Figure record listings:
◇ ◇ ◇ ◇
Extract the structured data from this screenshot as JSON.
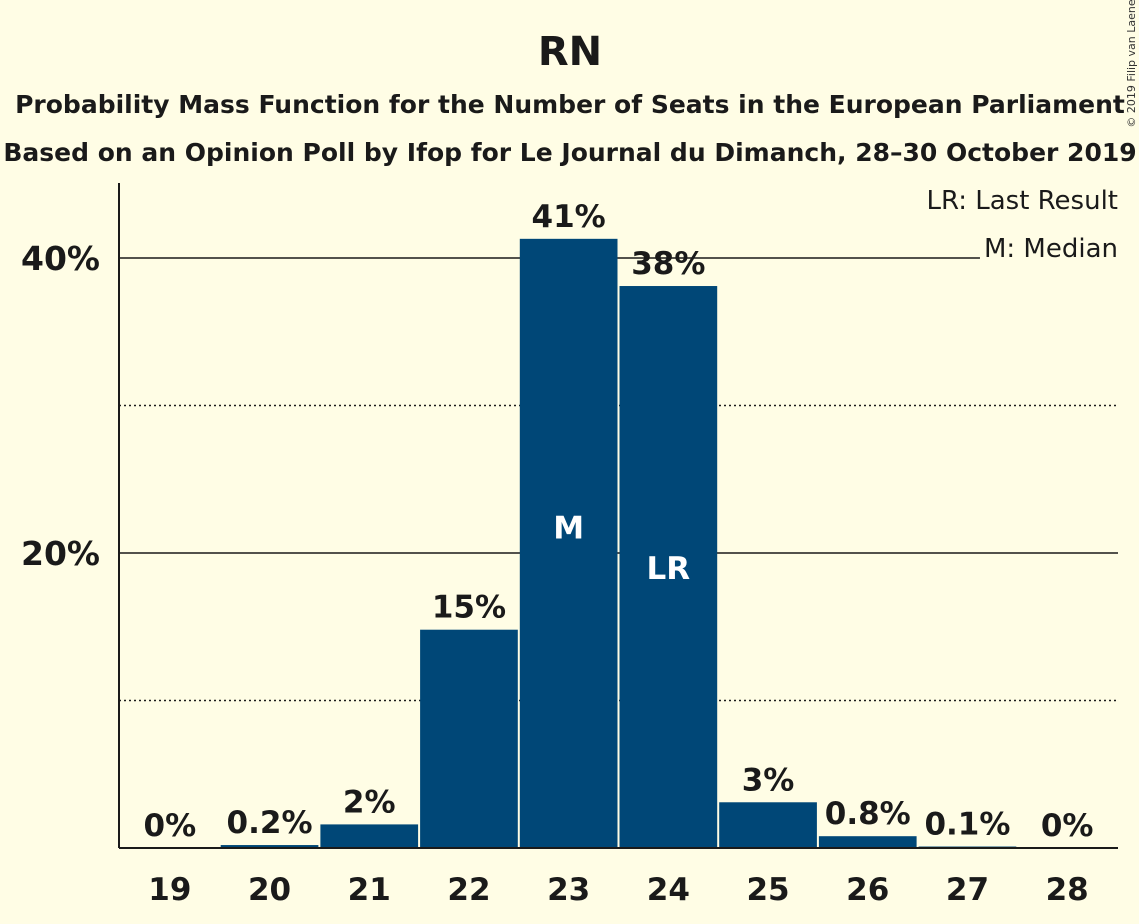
{
  "chart_data": {
    "type": "bar",
    "title": "RN",
    "subtitle_1": "Probability Mass Function for the Number of Seats in the European Parliament",
    "subtitle_2": "Based on an Opinion Poll by Ifop for Le Journal du Dimanch, 28–30 October 2019",
    "copyright": "© 2019 Filip van Laenen",
    "legend": [
      "LR: Last Result",
      "M: Median"
    ],
    "legend_position": "top-right",
    "categories": [
      "19",
      "20",
      "21",
      "22",
      "23",
      "24",
      "25",
      "26",
      "27",
      "28"
    ],
    "values": [
      0,
      0.2,
      1.6,
      14.8,
      41.3,
      38.1,
      3.1,
      0.8,
      0.1,
      0
    ],
    "data_labels": [
      "0%",
      "0.2%",
      "2%",
      "15%",
      "41%",
      "38%",
      "3%",
      "0.8%",
      "0.1%",
      "0%"
    ],
    "bar_markers": {
      "23": "M",
      "24": "LR"
    },
    "ylim": [
      0,
      45
    ],
    "yticks": [
      {
        "value": 20,
        "label": "20%"
      },
      {
        "value": 40,
        "label": "40%"
      }
    ],
    "minor_gridlines": [
      10,
      30
    ],
    "colors": {
      "bar": "#004777",
      "background": "#FFFDE5",
      "text": "#1a1a1a"
    }
  }
}
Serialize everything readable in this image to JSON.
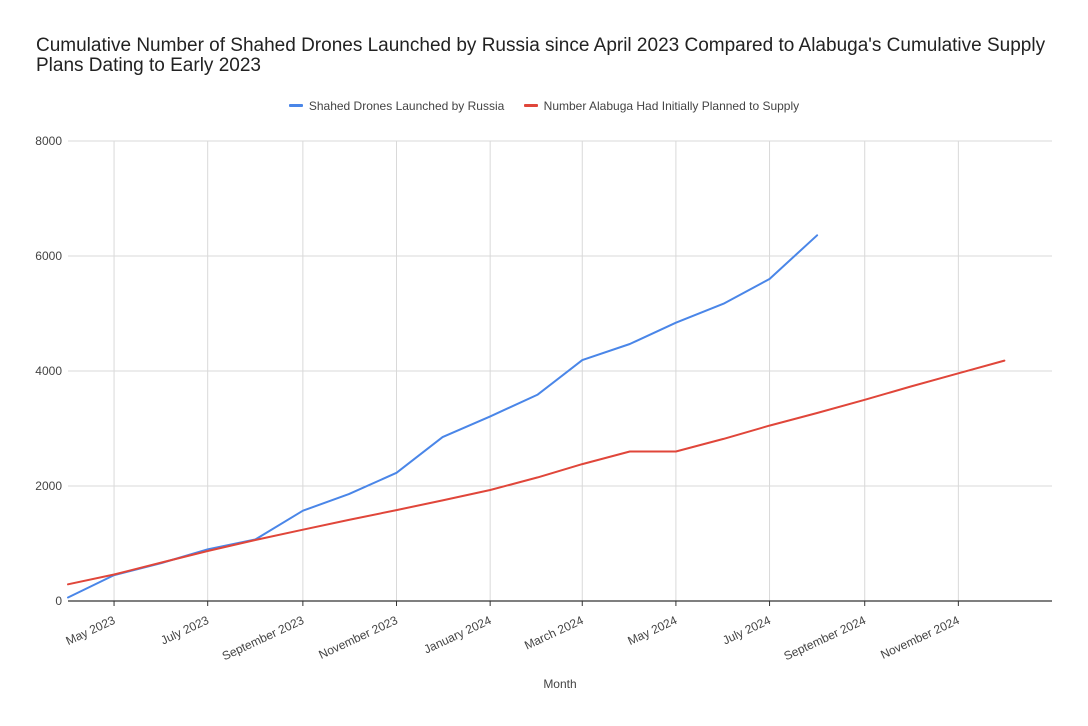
{
  "chart_data": {
    "type": "line",
    "title": "Cumulative Number of Shahed Drones Launched by Russia since April 2023 Compared to Alabuga's Cumulative Supply Plans Dating to Early 2023",
    "xlabel": "Month",
    "ylabel": "",
    "ylim": [
      0,
      8000
    ],
    "yticks": [
      0,
      2000,
      4000,
      6000,
      8000
    ],
    "xlim": [
      "2023-04-01",
      "2025-01-01"
    ],
    "xticks": [
      {
        "date": "2023-05-01",
        "label": "May 2023"
      },
      {
        "date": "2023-07-01",
        "label": "July 2023"
      },
      {
        "date": "2023-09-01",
        "label": "September 2023"
      },
      {
        "date": "2023-11-01",
        "label": "November 2023"
      },
      {
        "date": "2024-01-01",
        "label": "January 2024"
      },
      {
        "date": "2024-03-01",
        "label": "March 2024"
      },
      {
        "date": "2024-05-01",
        "label": "May 2024"
      },
      {
        "date": "2024-07-01",
        "label": "July 2024"
      },
      {
        "date": "2024-09-01",
        "label": "September 2024"
      },
      {
        "date": "2024-11-01",
        "label": "November 2024"
      }
    ],
    "grid": true,
    "legend_position": "top",
    "series": [
      {
        "name": "Shahed Drones Launched by Russia",
        "color": "#4a86e8",
        "points": [
          {
            "x": "2023-04-01",
            "y": 60
          },
          {
            "x": "2023-05-01",
            "y": 450
          },
          {
            "x": "2023-06-01",
            "y": 660
          },
          {
            "x": "2023-07-01",
            "y": 900
          },
          {
            "x": "2023-08-01",
            "y": 1070
          },
          {
            "x": "2023-09-01",
            "y": 1570
          },
          {
            "x": "2023-10-01",
            "y": 1860
          },
          {
            "x": "2023-11-01",
            "y": 2230
          },
          {
            "x": "2023-12-01",
            "y": 2850
          },
          {
            "x": "2024-01-01",
            "y": 3210
          },
          {
            "x": "2024-02-01",
            "y": 3590
          },
          {
            "x": "2024-03-01",
            "y": 4190
          },
          {
            "x": "2024-04-01",
            "y": 4470
          },
          {
            "x": "2024-05-01",
            "y": 4840
          },
          {
            "x": "2024-06-01",
            "y": 5170
          },
          {
            "x": "2024-07-01",
            "y": 5600
          },
          {
            "x": "2024-08-01",
            "y": 6360
          }
        ]
      },
      {
        "name": "Number Alabuga Had Initially Planned to Supply",
        "color": "#e0463a",
        "points": [
          {
            "x": "2023-04-01",
            "y": 290
          },
          {
            "x": "2023-05-01",
            "y": 460
          },
          {
            "x": "2023-06-01",
            "y": 670
          },
          {
            "x": "2023-07-01",
            "y": 870
          },
          {
            "x": "2023-08-01",
            "y": 1060
          },
          {
            "x": "2023-09-01",
            "y": 1240
          },
          {
            "x": "2023-10-01",
            "y": 1410
          },
          {
            "x": "2023-11-01",
            "y": 1580
          },
          {
            "x": "2023-12-01",
            "y": 1750
          },
          {
            "x": "2024-01-01",
            "y": 1930
          },
          {
            "x": "2024-02-01",
            "y": 2150
          },
          {
            "x": "2024-03-01",
            "y": 2380
          },
          {
            "x": "2024-04-01",
            "y": 2600
          },
          {
            "x": "2024-05-01",
            "y": 2600
          },
          {
            "x": "2024-06-01",
            "y": 2820
          },
          {
            "x": "2024-07-01",
            "y": 3050
          },
          {
            "x": "2024-08-01",
            "y": 3270
          },
          {
            "x": "2024-09-01",
            "y": 3500
          },
          {
            "x": "2024-10-01",
            "y": 3730
          },
          {
            "x": "2024-11-01",
            "y": 3960
          },
          {
            "x": "2024-12-01",
            "y": 4180
          }
        ]
      }
    ]
  }
}
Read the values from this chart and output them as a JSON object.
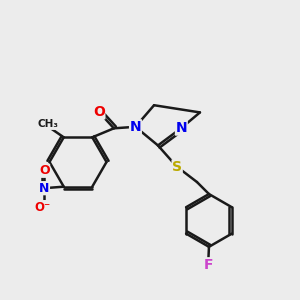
{
  "background_color": "#ececec",
  "bond_color": "#1a1a1a",
  "bond_width": 1.8,
  "atom_colors": {
    "C": "#1a1a1a",
    "N": "#0000ee",
    "O": "#ee0000",
    "S": "#bbaa00",
    "F": "#cc44cc"
  },
  "figsize": [
    3.0,
    3.0
  ],
  "dpi": 100
}
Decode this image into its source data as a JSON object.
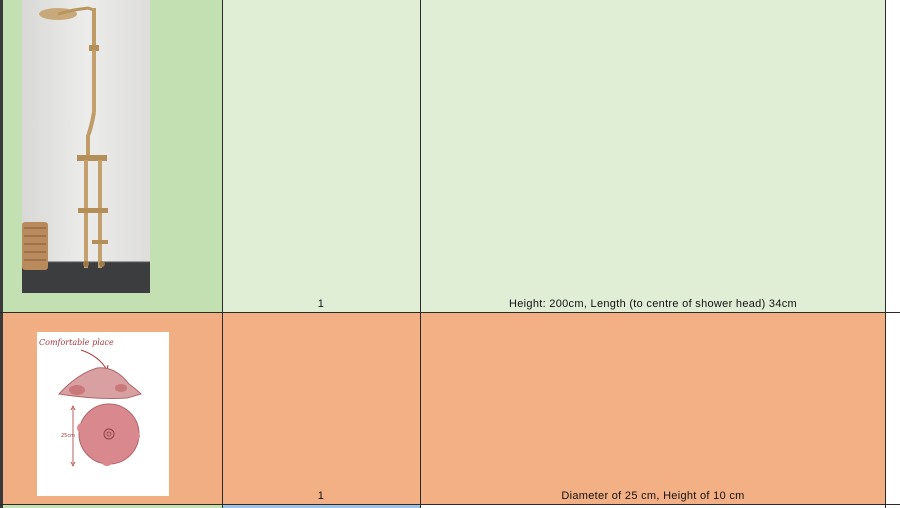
{
  "table": {
    "rows": [
      {
        "quantity": "1",
        "dimensions": "Height: 200cm, Length (to centre of shower head) 34cm",
        "image": "shower-column-photo",
        "colors": {
          "image_cell": "#c3e0b2",
          "cell": "#e1eed6"
        }
      },
      {
        "quantity": "1",
        "dimensions": "Diameter of 25 cm, Height of 10 cm",
        "image": "hand-sketch-drawing",
        "sketch_annotation": "Comfortable place",
        "sketch_dimension": "25cm",
        "colors": {
          "image_cell": "#f2ae83",
          "cell": "#f3b084"
        }
      }
    ]
  },
  "colors": {
    "border": "#2b2b2b",
    "next_row_green": "#c6e0b4",
    "next_row_blue": "#9dc3e6"
  }
}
◇ ◇ ◇ ◇
▶ _EXERCISE INSTRUCTIONS_
Which lines hold the string "Launched"? Copy all of them from the data above.

▶ _THE OUTPUT_
    "title": "Cumulative Number of Shahed Drones Launched by Russia since April 2023 Compared to Alabuga's Cumulative Supply Plans Dating to Early 2023",
        "name": "Shahed Drones Launched by Russia",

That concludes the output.